Dataset items
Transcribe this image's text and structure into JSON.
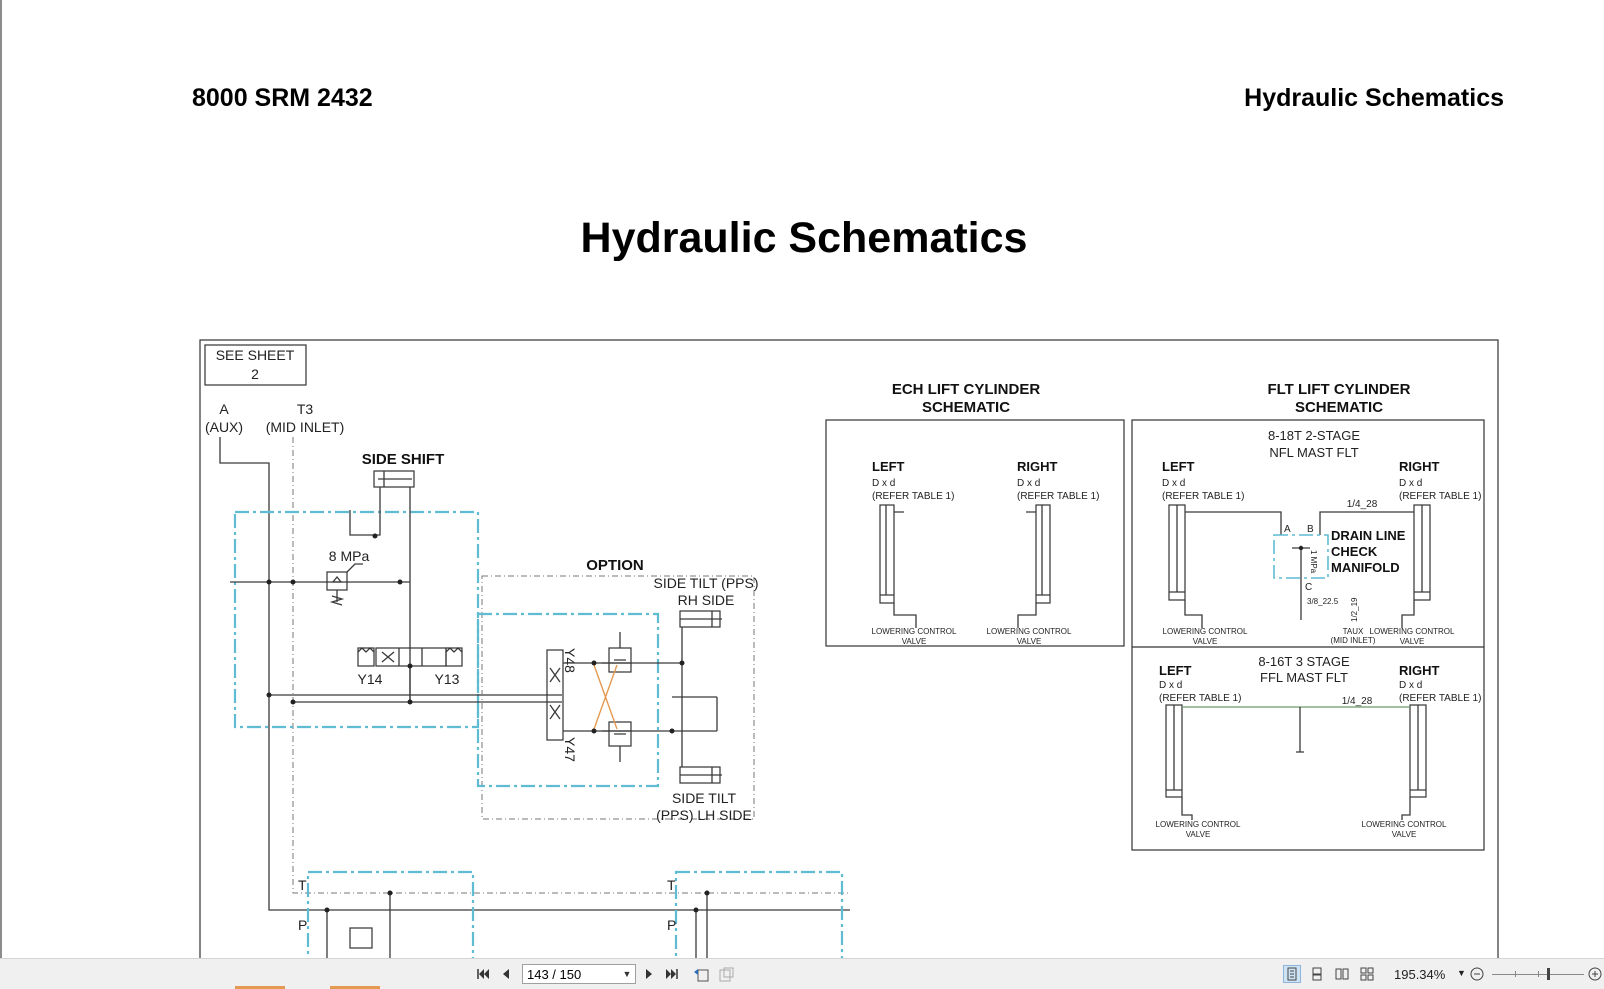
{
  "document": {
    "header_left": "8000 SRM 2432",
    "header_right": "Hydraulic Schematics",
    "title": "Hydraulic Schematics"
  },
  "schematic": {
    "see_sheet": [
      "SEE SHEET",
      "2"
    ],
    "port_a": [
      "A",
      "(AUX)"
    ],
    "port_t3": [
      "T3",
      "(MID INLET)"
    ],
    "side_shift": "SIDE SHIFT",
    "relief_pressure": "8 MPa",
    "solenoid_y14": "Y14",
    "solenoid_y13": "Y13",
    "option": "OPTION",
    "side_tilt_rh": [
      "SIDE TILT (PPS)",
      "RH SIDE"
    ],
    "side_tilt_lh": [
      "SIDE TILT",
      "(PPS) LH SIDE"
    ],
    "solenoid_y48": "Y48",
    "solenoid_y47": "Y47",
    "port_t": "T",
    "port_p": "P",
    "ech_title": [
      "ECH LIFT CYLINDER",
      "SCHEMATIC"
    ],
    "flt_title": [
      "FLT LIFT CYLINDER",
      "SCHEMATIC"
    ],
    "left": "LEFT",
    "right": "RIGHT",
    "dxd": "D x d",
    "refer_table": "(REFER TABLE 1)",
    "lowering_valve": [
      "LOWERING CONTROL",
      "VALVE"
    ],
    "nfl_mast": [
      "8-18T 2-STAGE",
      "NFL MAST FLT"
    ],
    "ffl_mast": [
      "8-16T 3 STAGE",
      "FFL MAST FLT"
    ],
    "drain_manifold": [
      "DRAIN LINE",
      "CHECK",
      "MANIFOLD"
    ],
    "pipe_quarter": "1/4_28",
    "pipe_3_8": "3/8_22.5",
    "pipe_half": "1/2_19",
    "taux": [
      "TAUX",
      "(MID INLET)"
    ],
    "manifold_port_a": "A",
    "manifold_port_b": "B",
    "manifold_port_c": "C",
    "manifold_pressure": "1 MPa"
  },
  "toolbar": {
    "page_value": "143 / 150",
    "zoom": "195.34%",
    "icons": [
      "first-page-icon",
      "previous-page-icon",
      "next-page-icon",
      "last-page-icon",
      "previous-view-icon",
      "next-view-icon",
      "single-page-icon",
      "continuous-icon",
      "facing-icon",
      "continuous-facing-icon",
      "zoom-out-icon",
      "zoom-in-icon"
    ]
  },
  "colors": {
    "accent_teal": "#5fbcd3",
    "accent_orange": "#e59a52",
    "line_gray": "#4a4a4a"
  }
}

# Written instruction
Make a verbatim copy of all the entries and strip out the pictures.

# Solved exercise
Transcribe this image's text and structure into JSON.
{
  "document": {
    "header_left": "8000 SRM 2432",
    "header_right": "Hydraulic Schematics",
    "title": "Hydraulic Schematics"
  },
  "schematic": {
    "see_sheet": [
      "SEE SHEET",
      "2"
    ],
    "port_a": [
      "A",
      "(AUX)"
    ],
    "port_t3": [
      "T3",
      "(MID INLET)"
    ],
    "side_shift": "SIDE SHIFT",
    "relief_pressure": "8 MPa",
    "solenoid_y14": "Y14",
    "solenoid_y13": "Y13",
    "option": "OPTION",
    "side_tilt_rh": [
      "SIDE TILT (PPS)",
      "RH SIDE"
    ],
    "side_tilt_lh": [
      "SIDE TILT",
      "(PPS) LH SIDE"
    ],
    "solenoid_y48": "Y48",
    "solenoid_y47": "Y47",
    "port_t": "T",
    "port_p": "P",
    "ech_title": [
      "ECH LIFT CYLINDER",
      "SCHEMATIC"
    ],
    "flt_title": [
      "FLT LIFT CYLINDER",
      "SCHEMATIC"
    ],
    "left": "LEFT",
    "right": "RIGHT",
    "dxd": "D x d",
    "refer_table": "(REFER TABLE 1)",
    "lowering_valve": [
      "LOWERING CONTROL",
      "VALVE"
    ],
    "nfl_mast": [
      "8-18T 2-STAGE",
      "NFL MAST FLT"
    ],
    "ffl_mast": [
      "8-16T 3 STAGE",
      "FFL MAST FLT"
    ],
    "drain_manifold": [
      "DRAIN LINE",
      "CHECK",
      "MANIFOLD"
    ],
    "pipe_quarter": "1/4_28",
    "pipe_3_8": "3/8_22.5",
    "pipe_half": "1/2_19",
    "taux": [
      "TAUX",
      "(MID INLET)"
    ],
    "manifold_port_a": "A",
    "manifold_port_b": "B",
    "manifold_port_c": "C",
    "manifold_pressure": "1 MPa"
  },
  "toolbar": {
    "page_value": "143 / 150",
    "zoom": "195.34%",
    "icons": [
      "first-page-icon",
      "previous-page-icon",
      "next-page-icon",
      "last-page-icon",
      "previous-view-icon",
      "next-view-icon",
      "single-page-icon",
      "continuous-icon",
      "facing-icon",
      "continuous-facing-icon",
      "zoom-out-icon",
      "zoom-in-icon"
    ]
  },
  "colors": {
    "accent_teal": "#5fbcd3",
    "accent_orange": "#e59a52",
    "line_gray": "#4a4a4a"
  }
}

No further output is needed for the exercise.